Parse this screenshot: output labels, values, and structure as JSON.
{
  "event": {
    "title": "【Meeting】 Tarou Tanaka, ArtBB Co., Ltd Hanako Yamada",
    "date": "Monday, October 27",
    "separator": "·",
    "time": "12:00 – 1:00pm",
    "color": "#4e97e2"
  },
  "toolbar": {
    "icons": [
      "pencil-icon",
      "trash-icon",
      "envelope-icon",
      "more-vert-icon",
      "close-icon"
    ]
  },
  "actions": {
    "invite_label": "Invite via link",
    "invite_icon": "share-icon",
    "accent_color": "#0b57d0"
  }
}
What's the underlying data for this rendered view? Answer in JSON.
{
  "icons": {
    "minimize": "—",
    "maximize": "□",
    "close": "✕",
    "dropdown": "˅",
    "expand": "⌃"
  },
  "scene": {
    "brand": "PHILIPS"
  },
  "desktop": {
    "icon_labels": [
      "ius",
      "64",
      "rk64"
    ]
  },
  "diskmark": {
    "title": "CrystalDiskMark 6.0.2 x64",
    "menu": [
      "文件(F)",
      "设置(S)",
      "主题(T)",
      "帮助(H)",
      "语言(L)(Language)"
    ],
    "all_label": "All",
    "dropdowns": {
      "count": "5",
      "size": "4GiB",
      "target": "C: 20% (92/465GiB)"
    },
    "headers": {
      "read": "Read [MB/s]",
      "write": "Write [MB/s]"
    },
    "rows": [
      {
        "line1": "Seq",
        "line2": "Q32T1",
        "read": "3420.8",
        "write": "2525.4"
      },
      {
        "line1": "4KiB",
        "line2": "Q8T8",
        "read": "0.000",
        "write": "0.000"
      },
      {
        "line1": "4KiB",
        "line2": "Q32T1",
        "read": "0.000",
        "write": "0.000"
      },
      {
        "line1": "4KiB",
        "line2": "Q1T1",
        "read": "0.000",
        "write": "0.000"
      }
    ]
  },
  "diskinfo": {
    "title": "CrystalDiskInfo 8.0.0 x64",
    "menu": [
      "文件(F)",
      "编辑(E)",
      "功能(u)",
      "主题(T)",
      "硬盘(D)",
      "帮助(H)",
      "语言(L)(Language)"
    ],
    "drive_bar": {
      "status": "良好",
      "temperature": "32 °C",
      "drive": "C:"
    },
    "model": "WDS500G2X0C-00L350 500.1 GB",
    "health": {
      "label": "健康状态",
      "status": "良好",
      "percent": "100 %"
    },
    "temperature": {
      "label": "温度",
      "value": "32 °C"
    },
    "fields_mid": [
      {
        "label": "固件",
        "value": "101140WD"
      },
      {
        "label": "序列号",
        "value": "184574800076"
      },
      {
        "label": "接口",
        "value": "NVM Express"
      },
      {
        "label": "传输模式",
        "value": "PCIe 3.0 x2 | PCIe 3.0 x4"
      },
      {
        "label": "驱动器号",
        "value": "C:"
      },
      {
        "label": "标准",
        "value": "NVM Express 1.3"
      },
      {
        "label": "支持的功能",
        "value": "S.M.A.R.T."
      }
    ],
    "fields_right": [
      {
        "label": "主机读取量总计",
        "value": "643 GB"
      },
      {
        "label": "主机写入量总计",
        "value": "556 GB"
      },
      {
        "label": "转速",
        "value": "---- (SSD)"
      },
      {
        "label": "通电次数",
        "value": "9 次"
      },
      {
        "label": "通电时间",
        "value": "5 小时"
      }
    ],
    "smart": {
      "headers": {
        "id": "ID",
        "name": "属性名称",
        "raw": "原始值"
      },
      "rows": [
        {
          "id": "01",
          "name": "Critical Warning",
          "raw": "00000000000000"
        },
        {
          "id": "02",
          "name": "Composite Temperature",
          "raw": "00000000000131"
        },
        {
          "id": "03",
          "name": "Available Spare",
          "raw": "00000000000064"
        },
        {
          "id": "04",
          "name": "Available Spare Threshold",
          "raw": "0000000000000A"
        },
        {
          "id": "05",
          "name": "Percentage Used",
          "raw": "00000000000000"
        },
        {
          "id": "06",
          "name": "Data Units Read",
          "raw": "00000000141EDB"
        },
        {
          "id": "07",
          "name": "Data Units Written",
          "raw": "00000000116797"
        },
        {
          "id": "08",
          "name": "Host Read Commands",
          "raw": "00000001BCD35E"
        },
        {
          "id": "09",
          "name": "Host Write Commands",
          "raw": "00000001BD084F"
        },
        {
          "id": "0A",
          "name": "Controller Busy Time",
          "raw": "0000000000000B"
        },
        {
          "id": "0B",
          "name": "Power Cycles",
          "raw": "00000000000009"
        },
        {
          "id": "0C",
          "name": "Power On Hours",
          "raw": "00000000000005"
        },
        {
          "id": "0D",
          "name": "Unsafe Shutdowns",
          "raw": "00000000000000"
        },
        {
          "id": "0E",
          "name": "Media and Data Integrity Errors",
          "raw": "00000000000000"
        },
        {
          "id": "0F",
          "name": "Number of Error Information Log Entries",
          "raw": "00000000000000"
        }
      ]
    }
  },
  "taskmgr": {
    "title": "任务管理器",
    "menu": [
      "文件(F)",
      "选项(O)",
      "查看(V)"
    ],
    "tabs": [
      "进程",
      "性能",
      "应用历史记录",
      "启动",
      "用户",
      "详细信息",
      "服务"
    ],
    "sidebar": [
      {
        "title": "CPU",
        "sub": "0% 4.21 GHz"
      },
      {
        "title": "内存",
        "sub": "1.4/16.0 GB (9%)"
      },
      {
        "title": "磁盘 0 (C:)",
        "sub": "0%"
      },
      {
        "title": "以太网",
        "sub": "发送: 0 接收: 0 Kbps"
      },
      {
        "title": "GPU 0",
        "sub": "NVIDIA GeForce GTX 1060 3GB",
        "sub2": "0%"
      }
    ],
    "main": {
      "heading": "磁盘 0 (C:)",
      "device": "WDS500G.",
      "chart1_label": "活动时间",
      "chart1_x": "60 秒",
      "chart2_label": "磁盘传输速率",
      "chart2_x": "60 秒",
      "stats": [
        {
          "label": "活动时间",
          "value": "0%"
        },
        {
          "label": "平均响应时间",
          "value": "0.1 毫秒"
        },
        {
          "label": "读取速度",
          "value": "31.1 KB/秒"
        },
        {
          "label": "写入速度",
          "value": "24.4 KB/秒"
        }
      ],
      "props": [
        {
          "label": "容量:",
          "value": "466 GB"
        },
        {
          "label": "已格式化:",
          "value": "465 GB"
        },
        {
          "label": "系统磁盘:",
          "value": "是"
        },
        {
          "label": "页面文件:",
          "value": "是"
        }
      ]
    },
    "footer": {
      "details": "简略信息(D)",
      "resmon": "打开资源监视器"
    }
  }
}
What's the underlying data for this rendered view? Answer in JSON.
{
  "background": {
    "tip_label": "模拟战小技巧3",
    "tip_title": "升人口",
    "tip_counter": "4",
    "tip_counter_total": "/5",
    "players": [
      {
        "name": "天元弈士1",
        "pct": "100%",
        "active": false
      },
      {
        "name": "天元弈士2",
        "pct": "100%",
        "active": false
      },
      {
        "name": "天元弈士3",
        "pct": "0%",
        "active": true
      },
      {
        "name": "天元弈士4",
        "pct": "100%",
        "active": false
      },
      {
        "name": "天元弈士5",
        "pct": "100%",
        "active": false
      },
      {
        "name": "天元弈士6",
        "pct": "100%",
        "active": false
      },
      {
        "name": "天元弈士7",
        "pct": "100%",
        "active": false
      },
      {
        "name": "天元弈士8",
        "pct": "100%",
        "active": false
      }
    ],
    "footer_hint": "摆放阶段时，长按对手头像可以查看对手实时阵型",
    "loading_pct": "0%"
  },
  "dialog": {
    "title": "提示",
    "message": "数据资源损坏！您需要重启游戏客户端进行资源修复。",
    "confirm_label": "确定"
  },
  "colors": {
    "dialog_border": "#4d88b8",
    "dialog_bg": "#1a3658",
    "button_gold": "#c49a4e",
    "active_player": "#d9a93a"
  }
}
┄┄┄┄┄┄┄┄┄┄
__TASK TO COMPLETE__: Identify and list each line with the word "Commands".

__RESULT OF THE EXERCISE__:
          "name": "Host Read Commands",
          "name": "Host Write Commands",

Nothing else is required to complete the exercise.